Return every line below in which "stats" appears.
━━━ Source material ━━━
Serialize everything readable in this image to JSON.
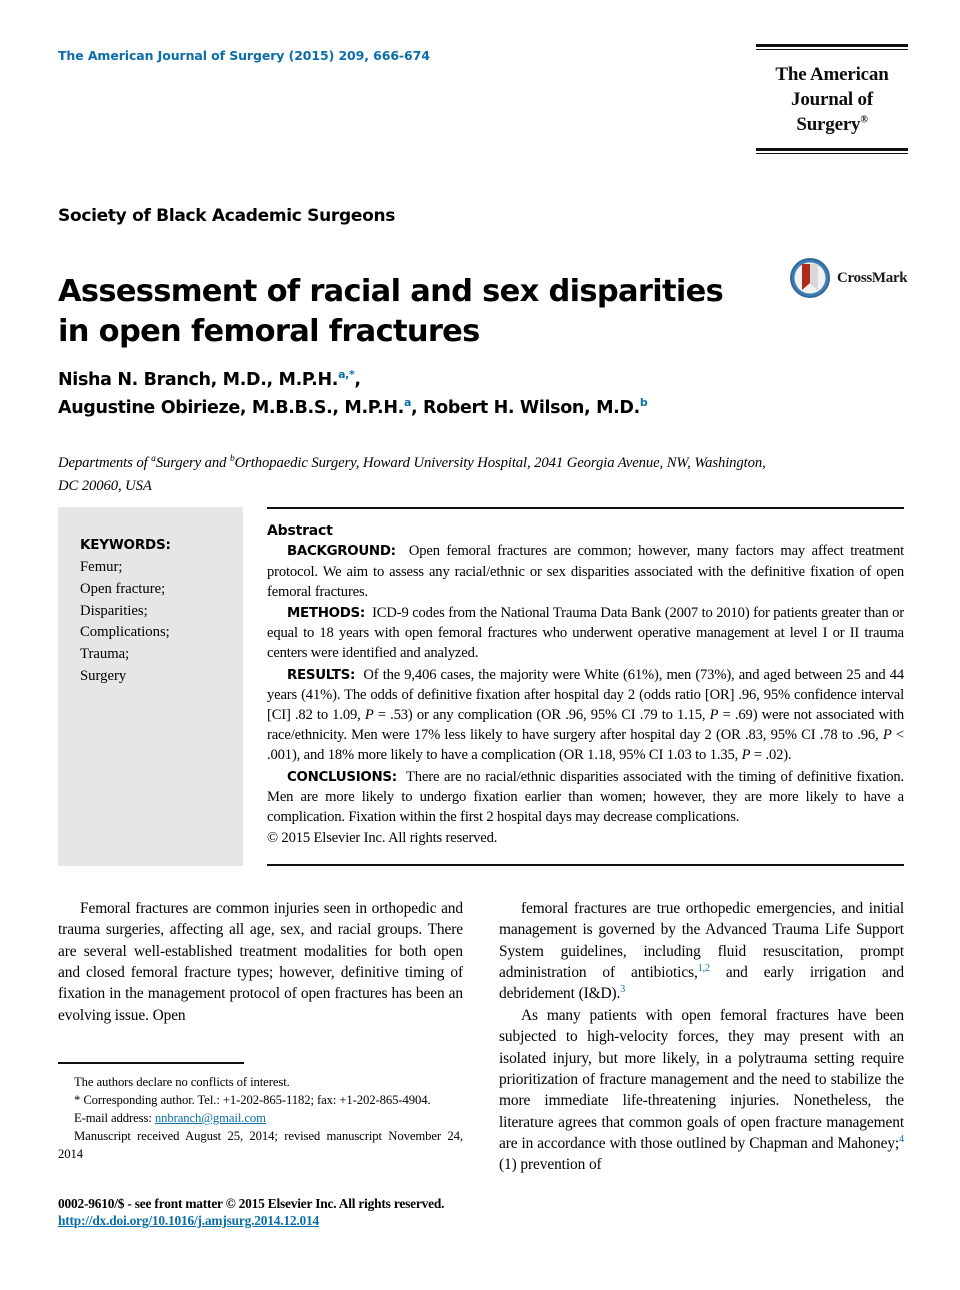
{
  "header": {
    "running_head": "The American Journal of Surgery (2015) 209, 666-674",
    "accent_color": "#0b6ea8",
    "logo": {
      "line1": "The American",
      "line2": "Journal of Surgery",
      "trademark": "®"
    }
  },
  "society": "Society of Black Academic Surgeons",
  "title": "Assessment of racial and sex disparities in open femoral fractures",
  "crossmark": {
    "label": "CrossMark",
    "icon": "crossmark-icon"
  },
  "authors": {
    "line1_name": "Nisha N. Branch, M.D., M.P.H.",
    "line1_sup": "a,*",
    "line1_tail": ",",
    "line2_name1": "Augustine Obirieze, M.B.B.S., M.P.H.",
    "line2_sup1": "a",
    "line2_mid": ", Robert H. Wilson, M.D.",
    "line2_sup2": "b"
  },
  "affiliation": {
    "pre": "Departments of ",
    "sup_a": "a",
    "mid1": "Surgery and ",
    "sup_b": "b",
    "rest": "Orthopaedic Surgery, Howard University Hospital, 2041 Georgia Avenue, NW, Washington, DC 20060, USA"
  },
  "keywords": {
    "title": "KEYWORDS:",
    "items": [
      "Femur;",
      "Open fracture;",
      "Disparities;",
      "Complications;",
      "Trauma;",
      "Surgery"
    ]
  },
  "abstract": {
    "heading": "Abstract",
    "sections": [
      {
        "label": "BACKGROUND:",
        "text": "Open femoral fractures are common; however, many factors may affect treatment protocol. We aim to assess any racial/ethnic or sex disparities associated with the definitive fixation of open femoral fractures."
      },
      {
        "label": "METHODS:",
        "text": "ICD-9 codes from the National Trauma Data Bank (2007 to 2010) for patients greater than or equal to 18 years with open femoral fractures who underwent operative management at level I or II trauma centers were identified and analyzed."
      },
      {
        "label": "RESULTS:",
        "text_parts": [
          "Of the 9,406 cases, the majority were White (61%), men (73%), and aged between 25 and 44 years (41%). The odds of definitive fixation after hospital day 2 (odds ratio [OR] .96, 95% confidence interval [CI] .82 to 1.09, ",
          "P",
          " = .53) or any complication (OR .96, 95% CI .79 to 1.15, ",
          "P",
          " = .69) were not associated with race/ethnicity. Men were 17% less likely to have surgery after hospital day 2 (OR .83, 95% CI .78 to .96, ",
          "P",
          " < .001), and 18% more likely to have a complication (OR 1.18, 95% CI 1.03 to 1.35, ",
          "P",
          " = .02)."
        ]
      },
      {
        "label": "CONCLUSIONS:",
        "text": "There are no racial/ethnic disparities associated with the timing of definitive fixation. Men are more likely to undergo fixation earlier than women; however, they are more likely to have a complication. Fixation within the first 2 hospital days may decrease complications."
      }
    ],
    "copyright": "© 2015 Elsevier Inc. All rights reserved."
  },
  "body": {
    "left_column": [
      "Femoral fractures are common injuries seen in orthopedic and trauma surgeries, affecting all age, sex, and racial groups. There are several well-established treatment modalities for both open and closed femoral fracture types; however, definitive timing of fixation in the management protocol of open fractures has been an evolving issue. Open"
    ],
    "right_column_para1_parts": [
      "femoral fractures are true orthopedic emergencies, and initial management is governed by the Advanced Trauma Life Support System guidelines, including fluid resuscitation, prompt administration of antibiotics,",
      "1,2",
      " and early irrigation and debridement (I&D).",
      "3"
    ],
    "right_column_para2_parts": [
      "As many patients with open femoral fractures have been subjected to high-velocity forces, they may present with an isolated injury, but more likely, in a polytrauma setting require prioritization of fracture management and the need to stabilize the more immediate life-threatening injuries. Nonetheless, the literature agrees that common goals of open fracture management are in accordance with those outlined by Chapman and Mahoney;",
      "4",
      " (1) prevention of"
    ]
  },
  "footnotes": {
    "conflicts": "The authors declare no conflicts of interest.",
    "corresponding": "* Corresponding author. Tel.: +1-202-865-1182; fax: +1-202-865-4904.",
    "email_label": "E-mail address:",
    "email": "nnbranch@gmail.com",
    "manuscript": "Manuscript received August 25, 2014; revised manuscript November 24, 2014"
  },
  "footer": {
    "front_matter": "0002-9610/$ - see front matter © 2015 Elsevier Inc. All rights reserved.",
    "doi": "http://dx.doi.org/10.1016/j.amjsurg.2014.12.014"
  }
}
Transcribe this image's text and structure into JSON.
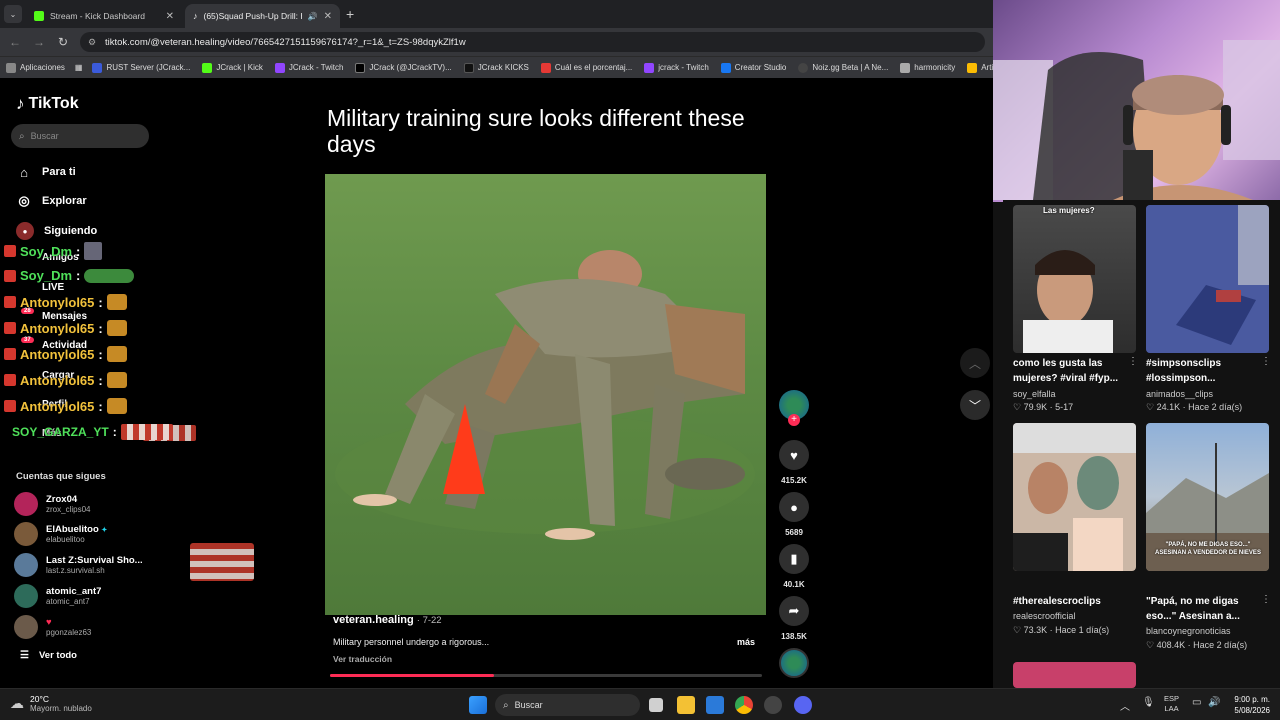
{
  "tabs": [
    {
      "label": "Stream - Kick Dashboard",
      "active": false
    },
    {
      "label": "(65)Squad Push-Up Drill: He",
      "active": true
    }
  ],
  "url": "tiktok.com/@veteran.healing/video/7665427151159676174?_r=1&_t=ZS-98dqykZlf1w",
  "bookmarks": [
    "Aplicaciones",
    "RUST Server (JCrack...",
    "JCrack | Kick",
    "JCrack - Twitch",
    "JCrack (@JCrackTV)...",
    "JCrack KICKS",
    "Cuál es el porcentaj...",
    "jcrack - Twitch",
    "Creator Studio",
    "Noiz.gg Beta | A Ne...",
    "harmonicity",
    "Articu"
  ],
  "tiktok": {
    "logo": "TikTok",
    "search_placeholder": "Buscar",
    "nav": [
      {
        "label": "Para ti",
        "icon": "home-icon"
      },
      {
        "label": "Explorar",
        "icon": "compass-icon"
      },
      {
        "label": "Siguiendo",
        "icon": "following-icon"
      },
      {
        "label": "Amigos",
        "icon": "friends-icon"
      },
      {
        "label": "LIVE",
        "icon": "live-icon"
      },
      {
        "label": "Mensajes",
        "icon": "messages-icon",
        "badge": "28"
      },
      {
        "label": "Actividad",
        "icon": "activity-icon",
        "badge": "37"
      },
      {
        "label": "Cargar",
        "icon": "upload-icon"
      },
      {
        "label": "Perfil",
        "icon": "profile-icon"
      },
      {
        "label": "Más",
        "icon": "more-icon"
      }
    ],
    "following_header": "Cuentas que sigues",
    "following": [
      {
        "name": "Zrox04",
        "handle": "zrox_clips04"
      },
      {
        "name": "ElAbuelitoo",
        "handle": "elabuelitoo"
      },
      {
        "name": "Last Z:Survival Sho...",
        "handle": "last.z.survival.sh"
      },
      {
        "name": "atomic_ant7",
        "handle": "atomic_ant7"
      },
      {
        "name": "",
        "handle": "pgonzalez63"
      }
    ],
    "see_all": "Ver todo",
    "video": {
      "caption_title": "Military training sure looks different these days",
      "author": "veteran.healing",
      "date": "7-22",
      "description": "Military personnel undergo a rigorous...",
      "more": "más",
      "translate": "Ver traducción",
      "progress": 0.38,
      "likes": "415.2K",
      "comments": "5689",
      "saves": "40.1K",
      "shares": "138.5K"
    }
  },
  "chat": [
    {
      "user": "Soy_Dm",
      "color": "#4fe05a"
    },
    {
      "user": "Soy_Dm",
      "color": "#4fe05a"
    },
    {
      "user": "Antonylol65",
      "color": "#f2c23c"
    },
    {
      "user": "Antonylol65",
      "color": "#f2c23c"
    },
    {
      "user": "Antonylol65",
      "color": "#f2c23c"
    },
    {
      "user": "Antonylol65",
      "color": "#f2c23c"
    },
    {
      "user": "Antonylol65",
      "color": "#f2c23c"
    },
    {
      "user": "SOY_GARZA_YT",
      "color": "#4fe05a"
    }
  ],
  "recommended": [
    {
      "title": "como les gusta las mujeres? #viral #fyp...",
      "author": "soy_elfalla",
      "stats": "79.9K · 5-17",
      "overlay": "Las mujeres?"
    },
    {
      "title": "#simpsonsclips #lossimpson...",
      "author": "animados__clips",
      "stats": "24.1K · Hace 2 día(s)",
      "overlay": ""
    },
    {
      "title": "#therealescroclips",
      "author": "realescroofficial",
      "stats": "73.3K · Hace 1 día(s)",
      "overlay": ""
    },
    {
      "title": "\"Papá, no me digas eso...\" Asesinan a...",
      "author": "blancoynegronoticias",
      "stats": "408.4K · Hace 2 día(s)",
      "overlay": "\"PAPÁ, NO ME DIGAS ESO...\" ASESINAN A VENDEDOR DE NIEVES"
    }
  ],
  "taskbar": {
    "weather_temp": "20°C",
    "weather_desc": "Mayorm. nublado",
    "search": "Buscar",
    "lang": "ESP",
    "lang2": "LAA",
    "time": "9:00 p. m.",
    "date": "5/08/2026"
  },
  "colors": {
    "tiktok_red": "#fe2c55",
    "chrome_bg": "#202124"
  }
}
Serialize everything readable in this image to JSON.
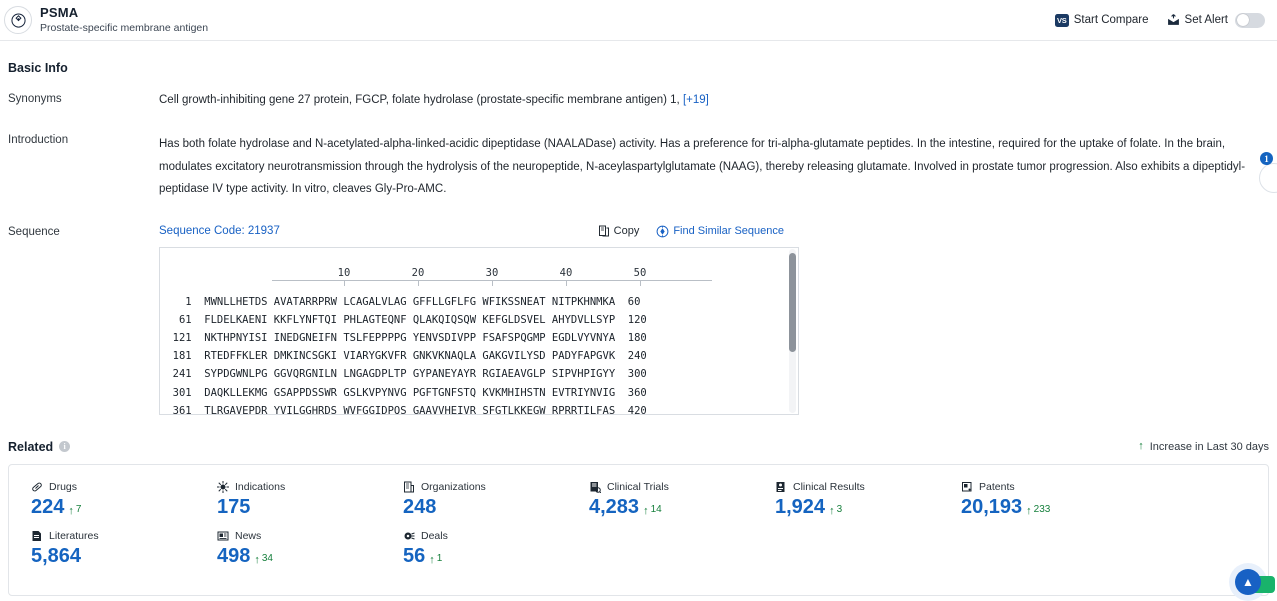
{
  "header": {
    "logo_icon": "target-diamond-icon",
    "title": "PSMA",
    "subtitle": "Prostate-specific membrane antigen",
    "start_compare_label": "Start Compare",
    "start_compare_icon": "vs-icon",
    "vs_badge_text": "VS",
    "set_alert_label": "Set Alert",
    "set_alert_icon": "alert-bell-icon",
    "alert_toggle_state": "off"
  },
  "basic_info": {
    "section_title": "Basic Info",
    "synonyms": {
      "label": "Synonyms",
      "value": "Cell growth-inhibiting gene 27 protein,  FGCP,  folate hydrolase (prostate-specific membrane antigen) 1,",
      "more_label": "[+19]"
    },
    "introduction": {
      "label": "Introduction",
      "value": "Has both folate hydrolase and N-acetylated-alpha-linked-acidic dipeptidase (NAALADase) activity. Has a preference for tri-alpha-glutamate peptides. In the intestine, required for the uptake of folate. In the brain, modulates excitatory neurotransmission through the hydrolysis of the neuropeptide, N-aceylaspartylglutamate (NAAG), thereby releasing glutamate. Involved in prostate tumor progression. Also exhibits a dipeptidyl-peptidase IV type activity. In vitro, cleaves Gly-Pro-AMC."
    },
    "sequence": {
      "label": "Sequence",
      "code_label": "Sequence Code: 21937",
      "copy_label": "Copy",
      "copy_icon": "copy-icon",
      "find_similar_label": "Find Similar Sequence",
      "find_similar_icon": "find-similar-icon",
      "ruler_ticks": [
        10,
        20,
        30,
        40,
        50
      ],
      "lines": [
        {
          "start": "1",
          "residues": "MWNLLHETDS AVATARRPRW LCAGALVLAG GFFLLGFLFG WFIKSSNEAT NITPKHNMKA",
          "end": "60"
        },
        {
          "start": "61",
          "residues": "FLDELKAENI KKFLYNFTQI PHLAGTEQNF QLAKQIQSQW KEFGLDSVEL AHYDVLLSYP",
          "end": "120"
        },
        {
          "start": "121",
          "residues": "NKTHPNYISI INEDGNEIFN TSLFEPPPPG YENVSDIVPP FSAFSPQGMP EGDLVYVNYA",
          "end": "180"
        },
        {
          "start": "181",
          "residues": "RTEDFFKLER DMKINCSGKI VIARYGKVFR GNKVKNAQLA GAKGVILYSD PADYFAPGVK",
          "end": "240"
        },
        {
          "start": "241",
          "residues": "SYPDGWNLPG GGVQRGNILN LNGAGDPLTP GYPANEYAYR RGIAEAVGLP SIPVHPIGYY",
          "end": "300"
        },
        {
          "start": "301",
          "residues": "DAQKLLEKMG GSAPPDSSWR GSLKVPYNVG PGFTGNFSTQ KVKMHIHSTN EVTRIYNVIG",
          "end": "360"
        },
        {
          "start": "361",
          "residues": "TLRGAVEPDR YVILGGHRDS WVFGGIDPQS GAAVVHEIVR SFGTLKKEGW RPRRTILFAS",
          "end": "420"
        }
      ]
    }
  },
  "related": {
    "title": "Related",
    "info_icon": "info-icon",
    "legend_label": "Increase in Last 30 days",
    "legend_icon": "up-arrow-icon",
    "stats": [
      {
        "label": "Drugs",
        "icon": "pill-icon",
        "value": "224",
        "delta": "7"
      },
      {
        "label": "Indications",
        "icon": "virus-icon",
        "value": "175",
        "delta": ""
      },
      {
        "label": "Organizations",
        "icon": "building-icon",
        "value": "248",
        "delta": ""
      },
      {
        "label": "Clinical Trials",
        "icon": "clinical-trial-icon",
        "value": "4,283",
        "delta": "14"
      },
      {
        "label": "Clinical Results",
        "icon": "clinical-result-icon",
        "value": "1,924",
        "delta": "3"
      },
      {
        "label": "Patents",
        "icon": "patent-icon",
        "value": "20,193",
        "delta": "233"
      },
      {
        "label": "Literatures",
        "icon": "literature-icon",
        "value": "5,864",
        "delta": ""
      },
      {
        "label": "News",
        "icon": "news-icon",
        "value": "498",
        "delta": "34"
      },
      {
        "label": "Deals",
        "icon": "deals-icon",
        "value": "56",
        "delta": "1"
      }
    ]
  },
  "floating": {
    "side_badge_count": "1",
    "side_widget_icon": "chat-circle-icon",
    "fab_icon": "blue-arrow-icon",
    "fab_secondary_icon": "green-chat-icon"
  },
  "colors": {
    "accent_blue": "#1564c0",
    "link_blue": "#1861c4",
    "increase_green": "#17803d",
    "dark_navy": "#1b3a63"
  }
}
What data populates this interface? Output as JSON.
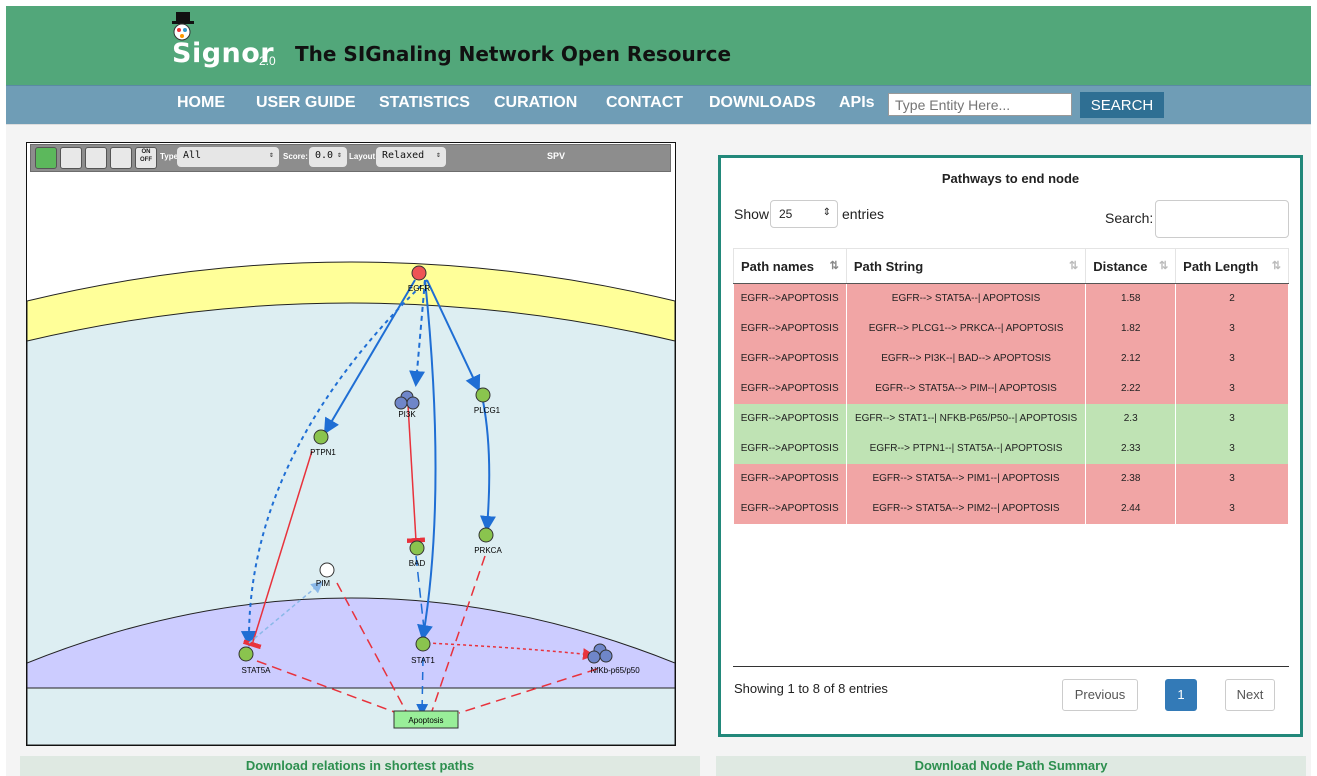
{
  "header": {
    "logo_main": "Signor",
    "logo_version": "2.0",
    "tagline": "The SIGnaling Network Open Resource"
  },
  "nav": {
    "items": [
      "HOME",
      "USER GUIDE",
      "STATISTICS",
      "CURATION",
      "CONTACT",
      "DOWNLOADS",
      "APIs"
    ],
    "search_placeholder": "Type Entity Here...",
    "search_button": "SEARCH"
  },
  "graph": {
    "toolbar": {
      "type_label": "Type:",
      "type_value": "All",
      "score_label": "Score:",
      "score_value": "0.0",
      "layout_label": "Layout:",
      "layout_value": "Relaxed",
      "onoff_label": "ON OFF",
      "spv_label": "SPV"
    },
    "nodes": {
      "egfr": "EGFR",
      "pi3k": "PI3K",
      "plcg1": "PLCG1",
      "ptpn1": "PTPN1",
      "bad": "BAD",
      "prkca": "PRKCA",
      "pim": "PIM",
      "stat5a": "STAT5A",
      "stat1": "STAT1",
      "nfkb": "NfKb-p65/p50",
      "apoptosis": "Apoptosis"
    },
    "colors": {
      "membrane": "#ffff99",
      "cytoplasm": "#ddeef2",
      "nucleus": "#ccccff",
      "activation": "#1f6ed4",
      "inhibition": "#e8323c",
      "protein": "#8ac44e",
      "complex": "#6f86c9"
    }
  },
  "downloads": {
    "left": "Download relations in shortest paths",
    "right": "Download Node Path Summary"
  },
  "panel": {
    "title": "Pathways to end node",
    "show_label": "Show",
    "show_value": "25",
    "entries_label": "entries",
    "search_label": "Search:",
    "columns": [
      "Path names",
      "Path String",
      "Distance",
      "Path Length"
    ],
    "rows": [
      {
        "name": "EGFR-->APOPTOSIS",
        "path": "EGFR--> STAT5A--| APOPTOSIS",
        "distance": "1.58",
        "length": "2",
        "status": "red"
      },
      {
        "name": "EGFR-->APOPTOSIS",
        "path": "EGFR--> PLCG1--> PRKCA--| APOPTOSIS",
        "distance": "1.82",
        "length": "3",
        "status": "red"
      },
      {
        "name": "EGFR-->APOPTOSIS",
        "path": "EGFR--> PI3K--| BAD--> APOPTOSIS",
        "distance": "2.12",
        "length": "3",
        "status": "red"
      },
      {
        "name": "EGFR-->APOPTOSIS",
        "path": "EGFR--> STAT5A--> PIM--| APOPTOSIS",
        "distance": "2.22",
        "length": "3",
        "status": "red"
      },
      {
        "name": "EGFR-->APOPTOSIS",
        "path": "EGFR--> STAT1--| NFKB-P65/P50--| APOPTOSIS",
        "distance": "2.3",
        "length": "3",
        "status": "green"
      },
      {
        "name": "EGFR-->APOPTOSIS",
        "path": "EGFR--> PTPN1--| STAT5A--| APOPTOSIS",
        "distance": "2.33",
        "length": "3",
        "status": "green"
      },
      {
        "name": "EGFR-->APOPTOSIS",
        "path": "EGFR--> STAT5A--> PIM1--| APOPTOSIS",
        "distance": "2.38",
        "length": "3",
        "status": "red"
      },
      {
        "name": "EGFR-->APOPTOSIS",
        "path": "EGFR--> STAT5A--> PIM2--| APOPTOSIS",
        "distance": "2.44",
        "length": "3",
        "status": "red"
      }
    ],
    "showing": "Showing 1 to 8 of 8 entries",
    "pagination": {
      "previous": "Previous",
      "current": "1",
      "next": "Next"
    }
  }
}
━━━
* _Result_:
      "stats": "79.9K · 5-17",
      "stats": "24.1K · Hace 2 día(s)",
      "stats": "73.3K · Hace 1 día(s)",
      "stats": "408.4K · Hace 2 día(s)",
    "stats": [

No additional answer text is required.